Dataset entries
::::::
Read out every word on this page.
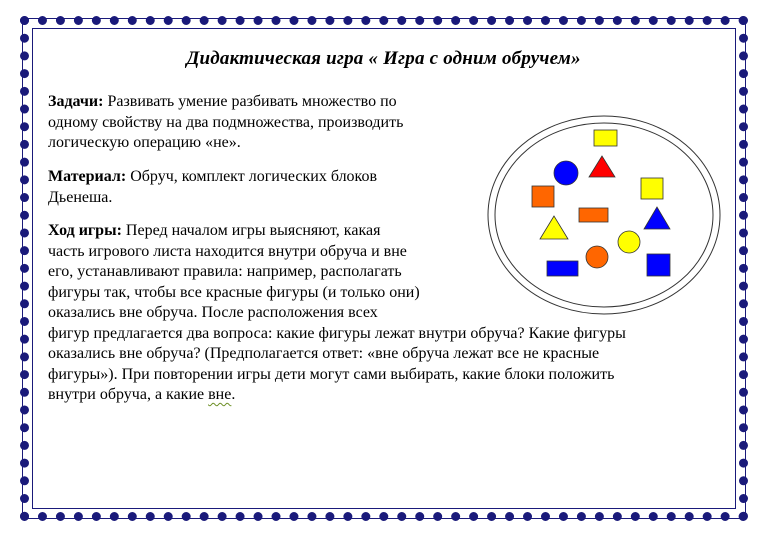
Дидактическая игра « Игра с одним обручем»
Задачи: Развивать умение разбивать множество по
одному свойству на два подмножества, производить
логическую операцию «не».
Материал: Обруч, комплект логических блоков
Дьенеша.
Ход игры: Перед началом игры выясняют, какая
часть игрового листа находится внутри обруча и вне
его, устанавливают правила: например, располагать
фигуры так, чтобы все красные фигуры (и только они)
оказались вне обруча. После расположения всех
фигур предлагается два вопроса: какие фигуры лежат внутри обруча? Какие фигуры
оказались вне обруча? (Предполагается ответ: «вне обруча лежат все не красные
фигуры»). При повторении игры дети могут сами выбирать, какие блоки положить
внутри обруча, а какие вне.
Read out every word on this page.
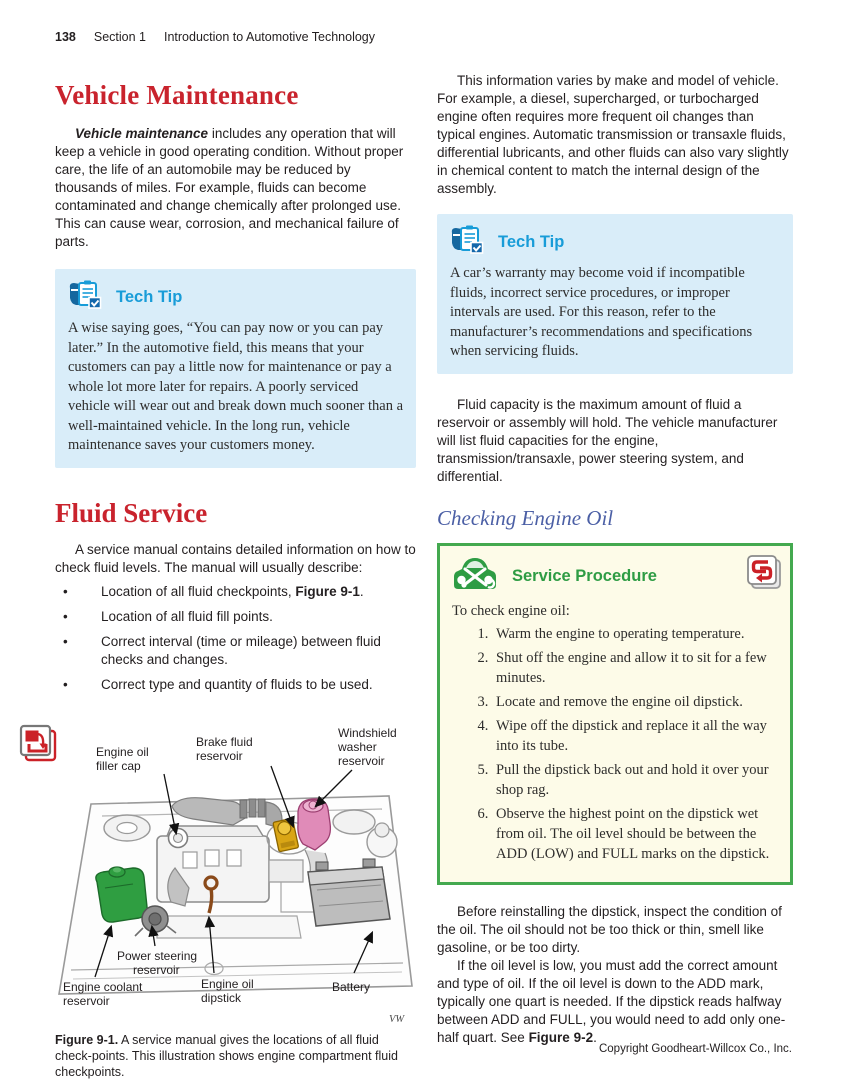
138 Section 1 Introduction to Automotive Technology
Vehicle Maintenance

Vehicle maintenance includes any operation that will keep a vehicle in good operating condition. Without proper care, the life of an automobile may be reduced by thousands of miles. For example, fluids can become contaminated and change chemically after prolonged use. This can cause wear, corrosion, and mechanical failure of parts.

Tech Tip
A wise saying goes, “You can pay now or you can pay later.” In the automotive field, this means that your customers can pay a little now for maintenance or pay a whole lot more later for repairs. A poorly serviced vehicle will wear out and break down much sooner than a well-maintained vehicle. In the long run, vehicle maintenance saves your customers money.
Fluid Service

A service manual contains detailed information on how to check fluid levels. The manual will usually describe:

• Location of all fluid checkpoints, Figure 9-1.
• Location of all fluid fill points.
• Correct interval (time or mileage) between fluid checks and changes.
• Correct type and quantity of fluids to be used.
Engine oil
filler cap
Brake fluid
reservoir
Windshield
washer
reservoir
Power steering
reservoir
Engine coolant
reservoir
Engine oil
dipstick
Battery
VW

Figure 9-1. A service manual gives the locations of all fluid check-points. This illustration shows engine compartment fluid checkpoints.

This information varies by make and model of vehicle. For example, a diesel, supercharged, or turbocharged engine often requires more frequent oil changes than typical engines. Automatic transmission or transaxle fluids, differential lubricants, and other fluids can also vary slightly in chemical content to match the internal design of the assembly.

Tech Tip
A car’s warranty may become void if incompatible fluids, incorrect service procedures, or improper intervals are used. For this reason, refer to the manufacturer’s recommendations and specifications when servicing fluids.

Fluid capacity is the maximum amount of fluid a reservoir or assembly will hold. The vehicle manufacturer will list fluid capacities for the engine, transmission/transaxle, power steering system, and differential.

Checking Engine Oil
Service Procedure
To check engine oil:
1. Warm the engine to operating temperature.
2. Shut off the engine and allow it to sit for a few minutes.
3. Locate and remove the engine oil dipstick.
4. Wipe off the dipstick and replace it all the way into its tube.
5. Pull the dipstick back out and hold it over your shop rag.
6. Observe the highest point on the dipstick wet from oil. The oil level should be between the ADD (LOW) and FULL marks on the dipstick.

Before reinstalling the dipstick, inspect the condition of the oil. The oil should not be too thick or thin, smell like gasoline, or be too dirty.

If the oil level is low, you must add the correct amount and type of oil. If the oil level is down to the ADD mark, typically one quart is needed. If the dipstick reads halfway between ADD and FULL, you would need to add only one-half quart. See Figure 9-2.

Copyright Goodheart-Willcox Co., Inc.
::::::
Task goal: Extract each line from the entries above that contains the string "steering".

Task response:
Power steering
Fluid capacity is the maximum amount of fluid a reservoir or assembly will hold. The vehicle manufacturer will list fluid capacities for the engine, transmission/transaxle, power steering system, and differential.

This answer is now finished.